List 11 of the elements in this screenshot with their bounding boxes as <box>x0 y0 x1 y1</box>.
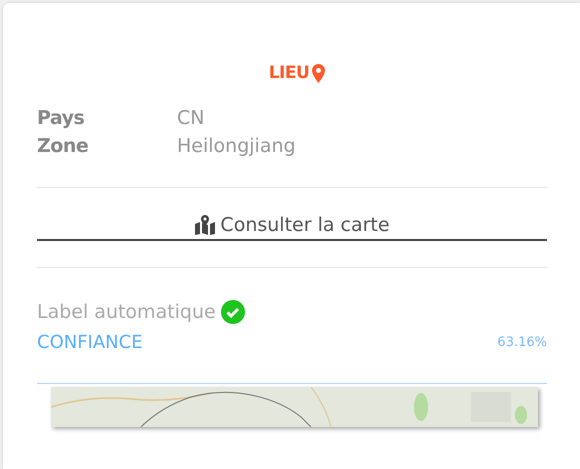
field-value: CN <box>177 107 206 129</box>
auto-label-text: Label automatique <box>37 301 216 323</box>
section-title: LIEU <box>268 63 310 83</box>
field-value: Heilongjiang <box>177 135 297 157</box>
view-map-button[interactable]: Consulter la carte <box>37 214 547 241</box>
field-label: Zone <box>37 135 90 157</box>
confidence-value: 63.16% <box>497 335 547 350</box>
map-icon <box>194 215 216 235</box>
map-pin-icon <box>312 64 326 82</box>
field-label: Pays <box>37 107 86 129</box>
confidence-label: CONFIANCE <box>37 332 143 353</box>
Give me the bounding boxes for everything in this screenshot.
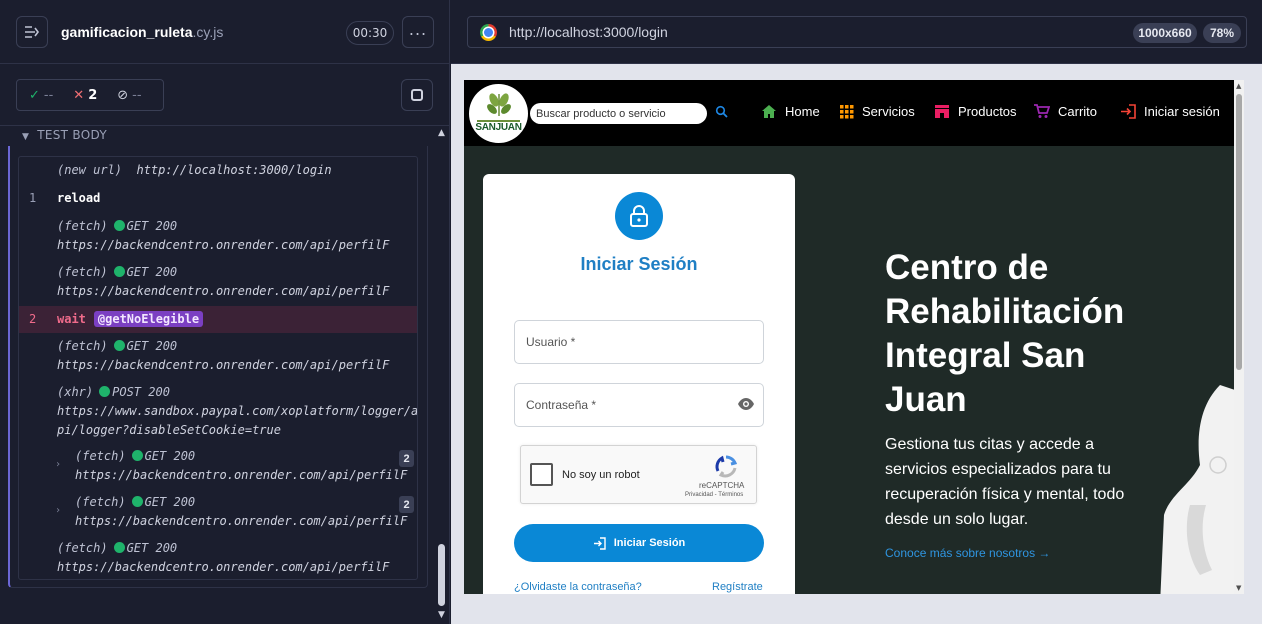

# # #

Tugas Anda - Nyatakan seluruh data di atas sebagai daftar JSON berisi string, satu string untuk tiap baris, tanpa baris kosong. Jangan masukkan gambar ke dalam jawaban.

Tugas Selesai -
[
  "List 11 of the elements in this screenshot with their bounding boxes as <box>x0 y0 x1 y1</box>.",
  "field-value: CN <box>177 107 206 129</box>",
  "auto-label-text: Label automatique <box>37 301 216 323</box>",
  "section-title: LIEU <box>268 63 310 83</box>",
  "field-value: Heilongjiang <box>177 135 297 157</box>",
  "view-map-button[interactable]: Consulter la carte <box>37 214 547 241</box>",
  "field-label: Zone <box>37 135 90 157</box>",
  "confidence-value: 63.16% <box>497 335 547 350</box>",
  "map-icon <box>194 215 216 235</box>",
  "map-pin-icon <box>312 64 326 82</box>",
  "field-label: Pays <box>37 107 86 129</box>",
  "confidence-label: CONFIANCE <box>37 332 143 353</box>",
  "Give me the bounding boxes for everything in this screenshot."
]